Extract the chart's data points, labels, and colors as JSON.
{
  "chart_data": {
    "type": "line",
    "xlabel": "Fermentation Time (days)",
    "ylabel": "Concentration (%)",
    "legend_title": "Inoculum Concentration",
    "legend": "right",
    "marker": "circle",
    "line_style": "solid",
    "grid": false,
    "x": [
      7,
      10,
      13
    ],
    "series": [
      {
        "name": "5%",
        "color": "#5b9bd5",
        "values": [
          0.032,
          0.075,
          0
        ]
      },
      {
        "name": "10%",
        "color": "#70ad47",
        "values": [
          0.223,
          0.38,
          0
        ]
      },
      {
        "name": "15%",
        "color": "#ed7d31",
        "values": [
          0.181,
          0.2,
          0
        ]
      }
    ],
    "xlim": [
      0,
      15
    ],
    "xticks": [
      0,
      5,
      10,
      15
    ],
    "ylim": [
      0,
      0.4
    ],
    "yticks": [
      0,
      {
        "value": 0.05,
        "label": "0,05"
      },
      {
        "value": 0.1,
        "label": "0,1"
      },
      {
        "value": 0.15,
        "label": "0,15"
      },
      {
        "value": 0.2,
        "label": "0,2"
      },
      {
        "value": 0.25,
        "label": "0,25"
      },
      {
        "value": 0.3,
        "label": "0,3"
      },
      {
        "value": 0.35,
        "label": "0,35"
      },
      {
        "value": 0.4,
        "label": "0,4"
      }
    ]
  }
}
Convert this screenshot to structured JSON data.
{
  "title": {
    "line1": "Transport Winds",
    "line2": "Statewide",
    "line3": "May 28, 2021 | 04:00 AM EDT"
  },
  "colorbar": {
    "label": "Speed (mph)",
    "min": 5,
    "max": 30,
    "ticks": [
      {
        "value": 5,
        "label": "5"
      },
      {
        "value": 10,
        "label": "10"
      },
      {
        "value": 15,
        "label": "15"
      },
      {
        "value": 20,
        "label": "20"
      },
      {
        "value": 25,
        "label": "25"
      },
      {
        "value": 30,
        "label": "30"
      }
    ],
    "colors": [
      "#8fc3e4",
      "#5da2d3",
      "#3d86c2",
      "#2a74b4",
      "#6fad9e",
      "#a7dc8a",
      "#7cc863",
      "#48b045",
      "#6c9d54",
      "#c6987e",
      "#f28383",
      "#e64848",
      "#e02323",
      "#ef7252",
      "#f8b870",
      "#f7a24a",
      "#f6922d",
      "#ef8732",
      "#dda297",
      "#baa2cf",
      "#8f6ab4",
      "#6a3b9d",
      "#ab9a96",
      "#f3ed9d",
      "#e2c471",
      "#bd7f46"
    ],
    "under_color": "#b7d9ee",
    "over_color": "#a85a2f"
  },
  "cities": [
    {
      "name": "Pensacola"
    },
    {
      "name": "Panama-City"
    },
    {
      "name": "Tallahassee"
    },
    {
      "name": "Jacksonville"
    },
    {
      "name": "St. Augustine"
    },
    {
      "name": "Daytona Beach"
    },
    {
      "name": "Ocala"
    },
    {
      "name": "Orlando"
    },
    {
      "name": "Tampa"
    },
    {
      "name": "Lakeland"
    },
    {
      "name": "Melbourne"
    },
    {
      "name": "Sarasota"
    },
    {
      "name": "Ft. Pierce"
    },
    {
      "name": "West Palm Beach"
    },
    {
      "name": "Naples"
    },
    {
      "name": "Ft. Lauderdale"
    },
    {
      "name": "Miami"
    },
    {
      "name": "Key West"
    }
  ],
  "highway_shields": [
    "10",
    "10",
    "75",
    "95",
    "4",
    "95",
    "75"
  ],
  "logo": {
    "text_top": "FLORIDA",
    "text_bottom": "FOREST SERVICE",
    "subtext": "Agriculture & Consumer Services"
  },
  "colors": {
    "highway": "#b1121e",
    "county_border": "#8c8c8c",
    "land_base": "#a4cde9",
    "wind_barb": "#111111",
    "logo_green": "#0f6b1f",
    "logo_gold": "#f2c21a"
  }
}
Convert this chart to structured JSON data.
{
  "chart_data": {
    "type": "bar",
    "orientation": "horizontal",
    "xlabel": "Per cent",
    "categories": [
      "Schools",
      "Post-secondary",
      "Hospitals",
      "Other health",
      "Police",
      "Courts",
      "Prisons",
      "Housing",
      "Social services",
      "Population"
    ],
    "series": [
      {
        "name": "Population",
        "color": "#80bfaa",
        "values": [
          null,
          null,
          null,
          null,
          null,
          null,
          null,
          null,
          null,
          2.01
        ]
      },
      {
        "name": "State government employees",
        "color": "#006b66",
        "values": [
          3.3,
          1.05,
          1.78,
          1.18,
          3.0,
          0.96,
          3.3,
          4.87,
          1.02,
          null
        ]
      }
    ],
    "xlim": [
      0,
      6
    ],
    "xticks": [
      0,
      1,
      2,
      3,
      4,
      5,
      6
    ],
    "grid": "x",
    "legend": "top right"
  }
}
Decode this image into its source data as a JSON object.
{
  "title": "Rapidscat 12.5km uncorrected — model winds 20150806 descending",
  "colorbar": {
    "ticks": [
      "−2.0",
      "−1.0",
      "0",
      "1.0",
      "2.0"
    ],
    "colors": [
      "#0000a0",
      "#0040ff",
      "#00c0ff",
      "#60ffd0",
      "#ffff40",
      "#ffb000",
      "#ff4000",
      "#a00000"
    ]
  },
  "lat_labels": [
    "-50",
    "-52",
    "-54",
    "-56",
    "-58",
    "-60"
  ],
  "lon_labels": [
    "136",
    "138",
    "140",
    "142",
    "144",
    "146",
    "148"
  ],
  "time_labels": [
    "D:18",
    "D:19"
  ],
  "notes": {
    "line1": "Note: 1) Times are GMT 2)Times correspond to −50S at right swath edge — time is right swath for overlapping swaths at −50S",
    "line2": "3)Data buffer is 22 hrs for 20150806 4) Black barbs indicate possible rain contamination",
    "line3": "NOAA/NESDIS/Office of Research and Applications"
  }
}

■ Exercise brief
Look through the entries above for the word "Convert". Copy every line where it shows up.

■ Answer to this problem
Convert this screenshot to structured JSON data.
Convert this chart to structured JSON data.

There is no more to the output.